■ **WHAT YOU HAVE TO DO**:
Scan the material for the word "tượng", and copy each line where it shows up.

## Begin DATA IN THIS EXERCISE

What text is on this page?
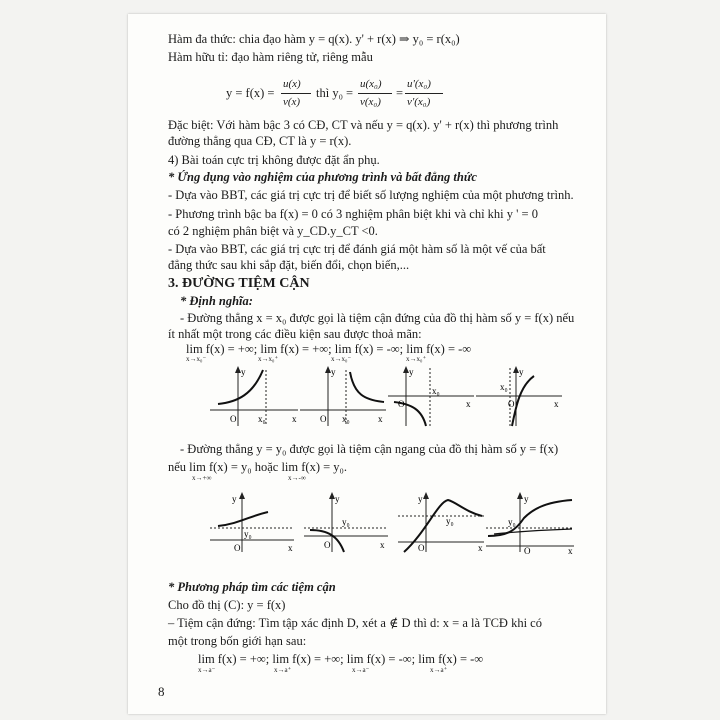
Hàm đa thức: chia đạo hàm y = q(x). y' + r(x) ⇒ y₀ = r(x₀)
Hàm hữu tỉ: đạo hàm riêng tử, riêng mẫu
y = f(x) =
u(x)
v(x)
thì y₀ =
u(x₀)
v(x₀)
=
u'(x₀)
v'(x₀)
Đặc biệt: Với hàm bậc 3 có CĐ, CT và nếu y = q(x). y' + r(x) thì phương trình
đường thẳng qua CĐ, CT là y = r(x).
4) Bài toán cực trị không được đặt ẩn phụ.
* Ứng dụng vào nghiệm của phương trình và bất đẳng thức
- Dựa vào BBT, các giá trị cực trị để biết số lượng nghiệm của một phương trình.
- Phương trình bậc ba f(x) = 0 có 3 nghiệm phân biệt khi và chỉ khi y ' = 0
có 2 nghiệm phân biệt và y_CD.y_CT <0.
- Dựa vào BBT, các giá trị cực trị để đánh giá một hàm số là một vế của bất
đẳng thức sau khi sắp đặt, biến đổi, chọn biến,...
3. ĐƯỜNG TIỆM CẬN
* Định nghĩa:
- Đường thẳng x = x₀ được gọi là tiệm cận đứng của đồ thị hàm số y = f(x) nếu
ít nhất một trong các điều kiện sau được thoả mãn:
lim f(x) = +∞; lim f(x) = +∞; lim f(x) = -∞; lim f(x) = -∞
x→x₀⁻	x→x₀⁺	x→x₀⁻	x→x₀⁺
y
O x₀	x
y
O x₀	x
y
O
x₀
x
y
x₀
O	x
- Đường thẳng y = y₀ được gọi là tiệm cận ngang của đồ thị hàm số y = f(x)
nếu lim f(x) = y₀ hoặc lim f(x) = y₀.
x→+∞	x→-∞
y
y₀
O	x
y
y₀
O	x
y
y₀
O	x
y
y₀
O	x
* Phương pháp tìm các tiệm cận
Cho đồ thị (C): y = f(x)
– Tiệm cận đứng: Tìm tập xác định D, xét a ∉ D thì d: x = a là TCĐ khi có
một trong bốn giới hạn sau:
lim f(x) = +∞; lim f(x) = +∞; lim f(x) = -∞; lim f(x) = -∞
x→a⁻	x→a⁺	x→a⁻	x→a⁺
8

## End DATA IN THIS EXERCISE
## Begin DATA IN THIS EXERCISE

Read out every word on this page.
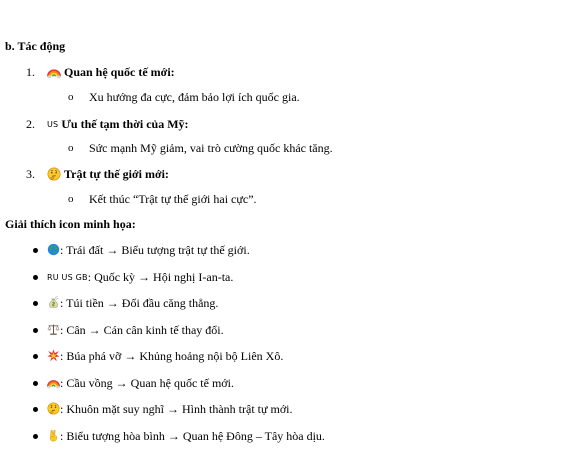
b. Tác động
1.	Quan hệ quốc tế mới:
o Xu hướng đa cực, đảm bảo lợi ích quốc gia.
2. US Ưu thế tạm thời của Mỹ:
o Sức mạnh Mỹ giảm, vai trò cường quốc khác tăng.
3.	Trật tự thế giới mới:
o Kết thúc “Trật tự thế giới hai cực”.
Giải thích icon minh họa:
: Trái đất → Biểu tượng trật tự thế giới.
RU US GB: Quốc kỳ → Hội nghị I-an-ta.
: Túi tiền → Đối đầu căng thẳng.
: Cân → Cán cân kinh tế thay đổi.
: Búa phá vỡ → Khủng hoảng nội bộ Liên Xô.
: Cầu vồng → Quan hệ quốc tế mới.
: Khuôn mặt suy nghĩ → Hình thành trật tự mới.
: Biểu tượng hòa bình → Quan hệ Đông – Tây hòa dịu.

## End DATA IN THIS EXERCISE

■ **RESPONSE TO THIS EXERCISE**:
: Trái đất → Biểu tượng trật tự thế giới.
: Biểu tượng hòa bình → Quan hệ Đông – Tây hòa dịu.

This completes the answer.